Required task> Identify all lines in the listing that include the word "modes", and copy them out.
-- START OF Given information --
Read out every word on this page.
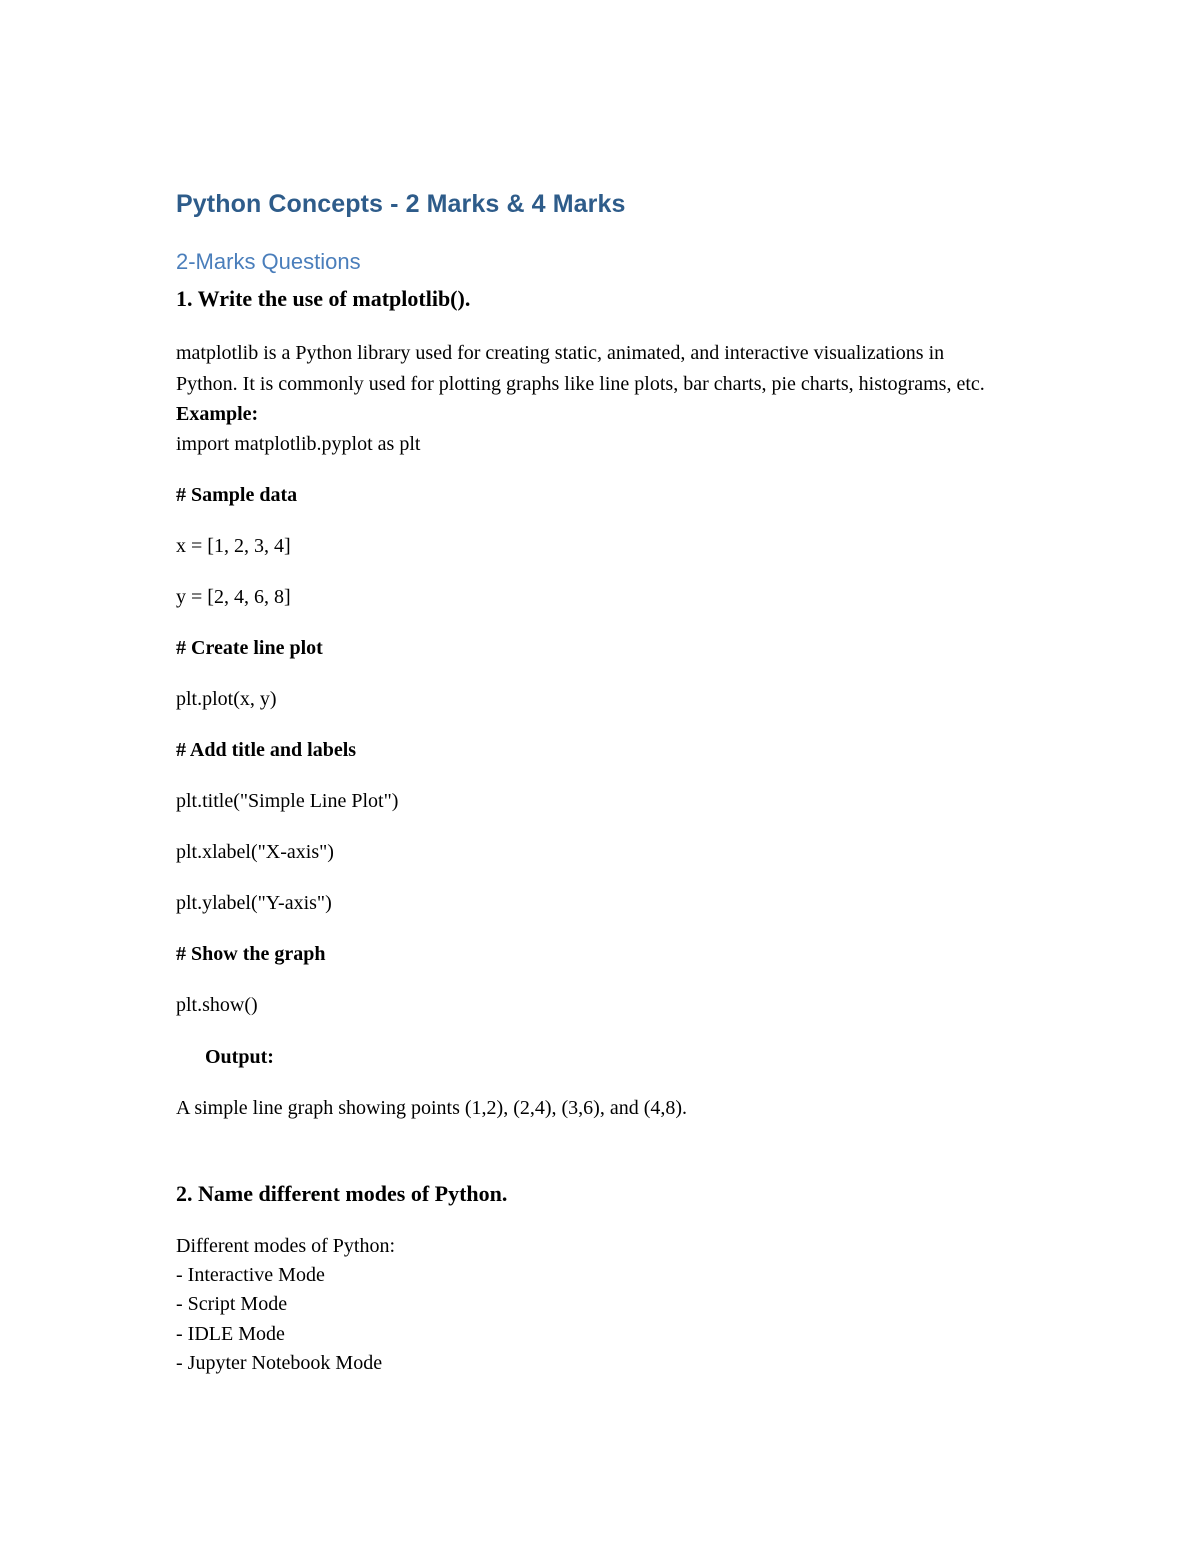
Python Concepts - 2 Marks & 4 Marks
2-Marks Questions
1. Write the use of matplotlib().

matplotlib is a Python library used for creating static, animated, and interactive visualizations in Python. It is commonly used for plotting graphs like line plots, bar charts, pie charts, histograms, etc.

Example:

import matplotlib.pyplot as plt

# Sample data

x = [1, 2, 3, 4]

y = [2, 4, 6, 8]

# Create line plot

plt.plot(x, y)

# Add title and labels

plt.title("Simple Line Plot")

plt.xlabel("X-axis")

plt.ylabel("Y-axis")

# Show the graph

plt.show()

Output:

A simple line graph showing points (1,2), (2,4), (3,6), and (4,8).

2. Name different modes of Python.

Different modes of Python:

- Interactive Mode

- Script Mode

- IDLE Mode

- Jupyter Notebook Mode
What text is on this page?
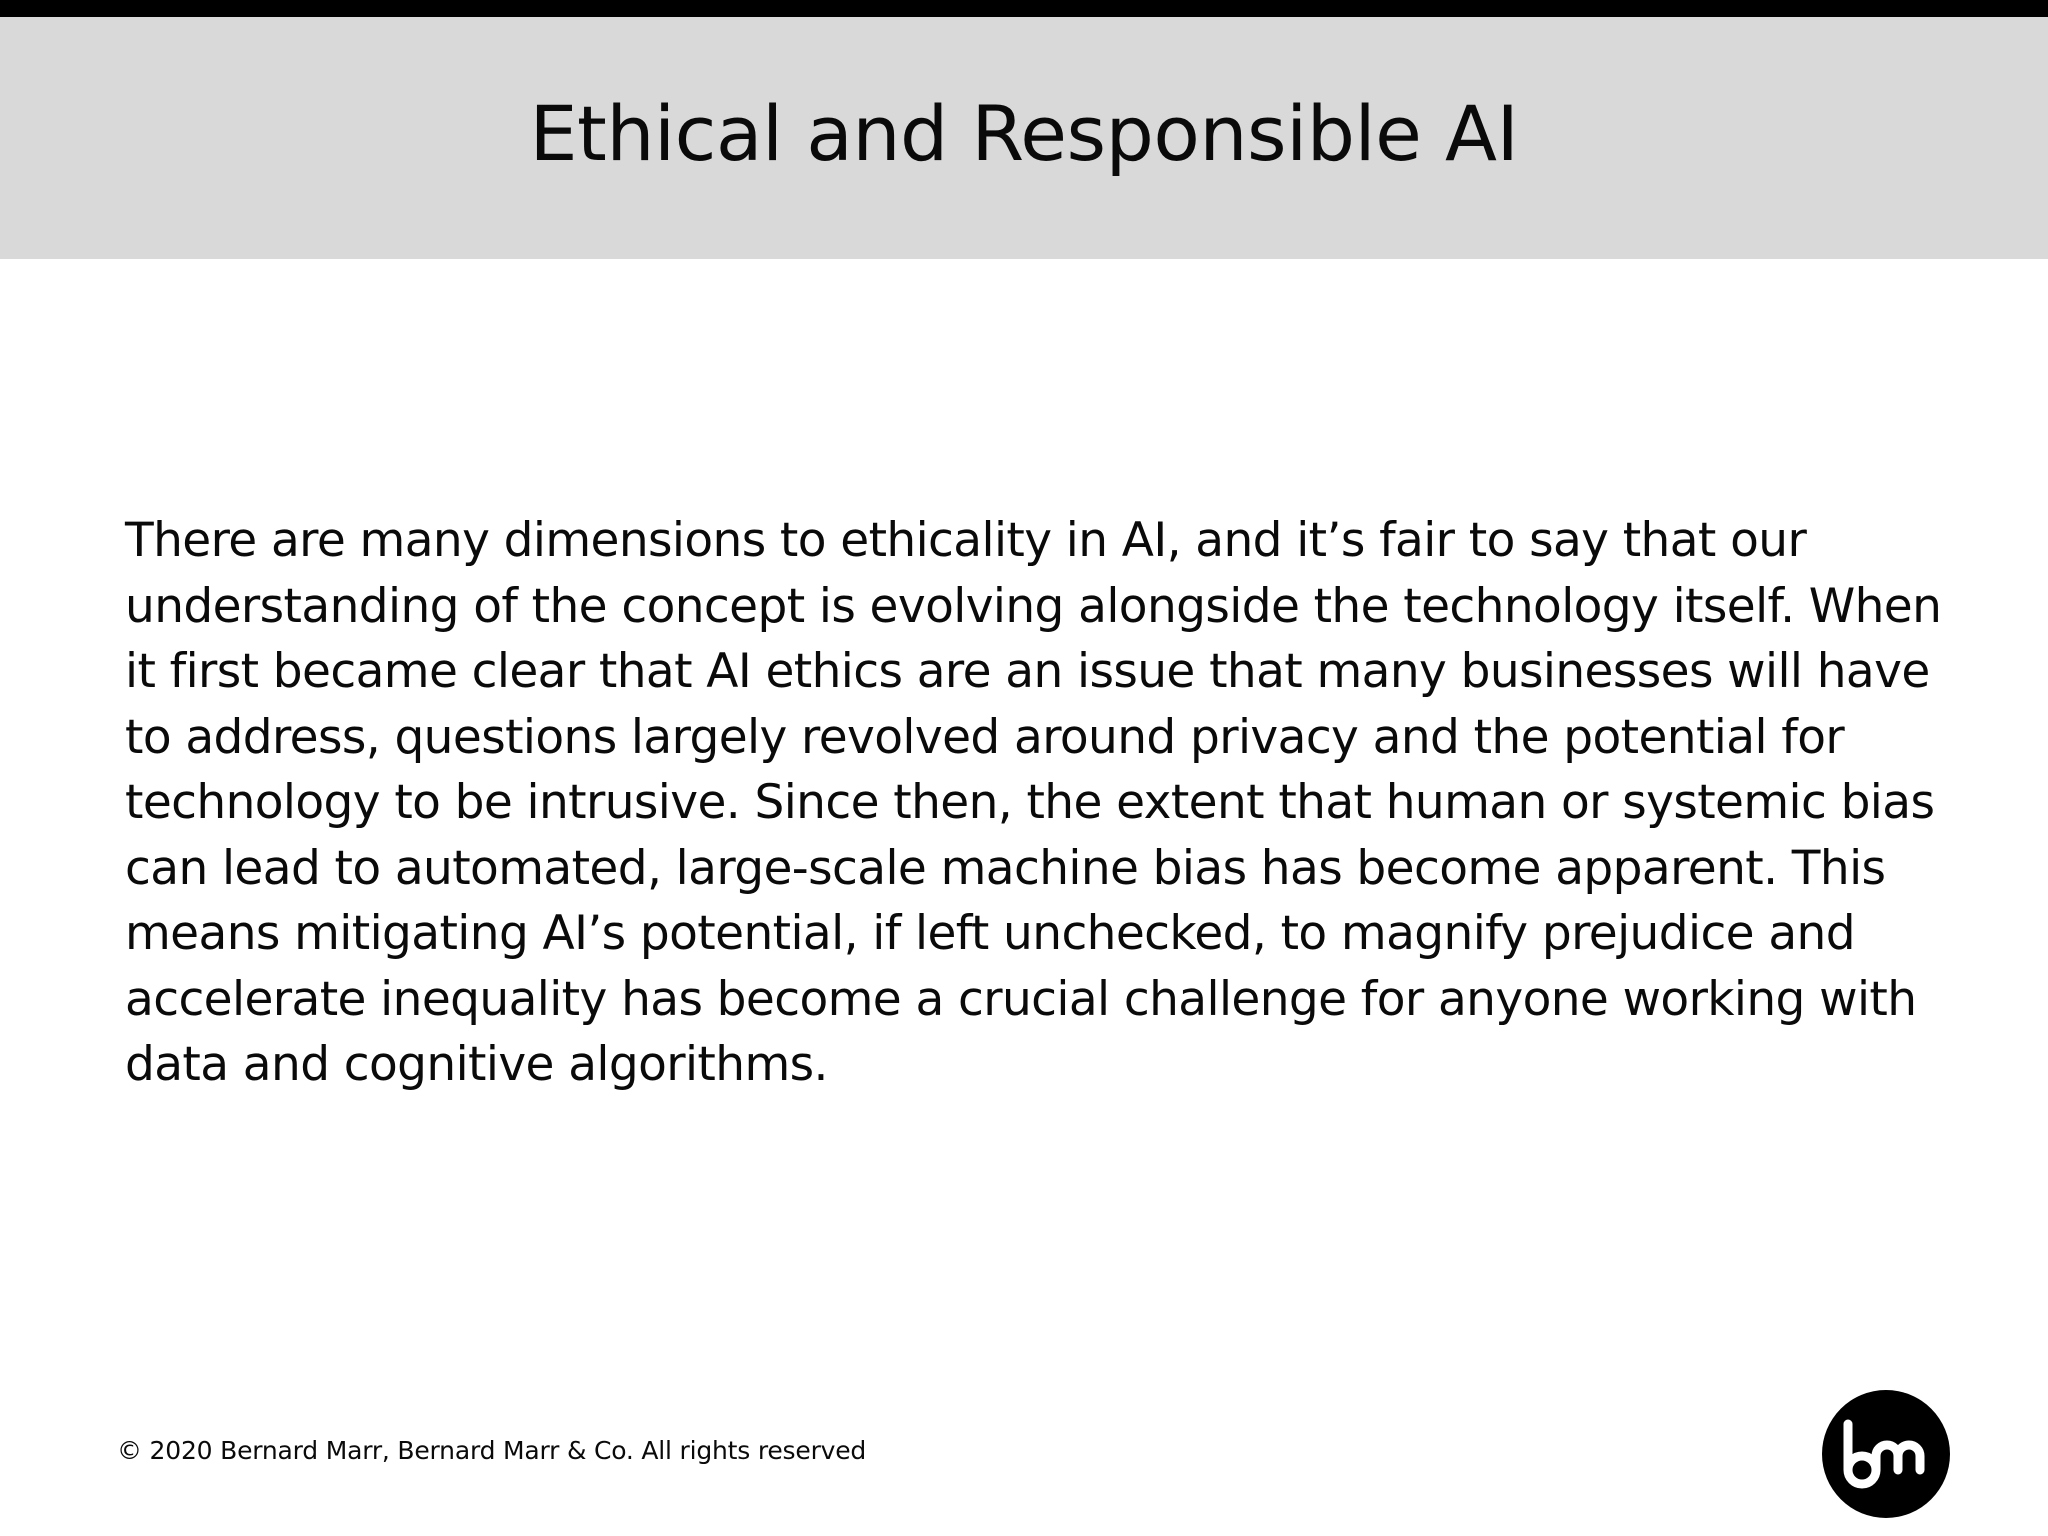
Ethical and Responsible AI

There are many dimensions to ethicality in AI, and it’s fair to say that our understanding of the concept is evolving alongside the technology itself. When it first became clear that AI ethics are an issue that many businesses will have to address, questions largely revolved around privacy and the potential for technology to be intrusive. Since then, the extent that human or systemic bias can lead to automated, large-scale machine bias has become apparent. This means mitigating AI’s potential, if left unchecked, to magnify prejudice and accelerate inequality has become a crucial challenge for anyone working with data and cognitive algorithms.

© 2020 Bernard Marr, Bernard Marr & Co. All rights reserved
-- END OF Given information --
Task solution>
2. Name different modes of Python.
Different modes of Python:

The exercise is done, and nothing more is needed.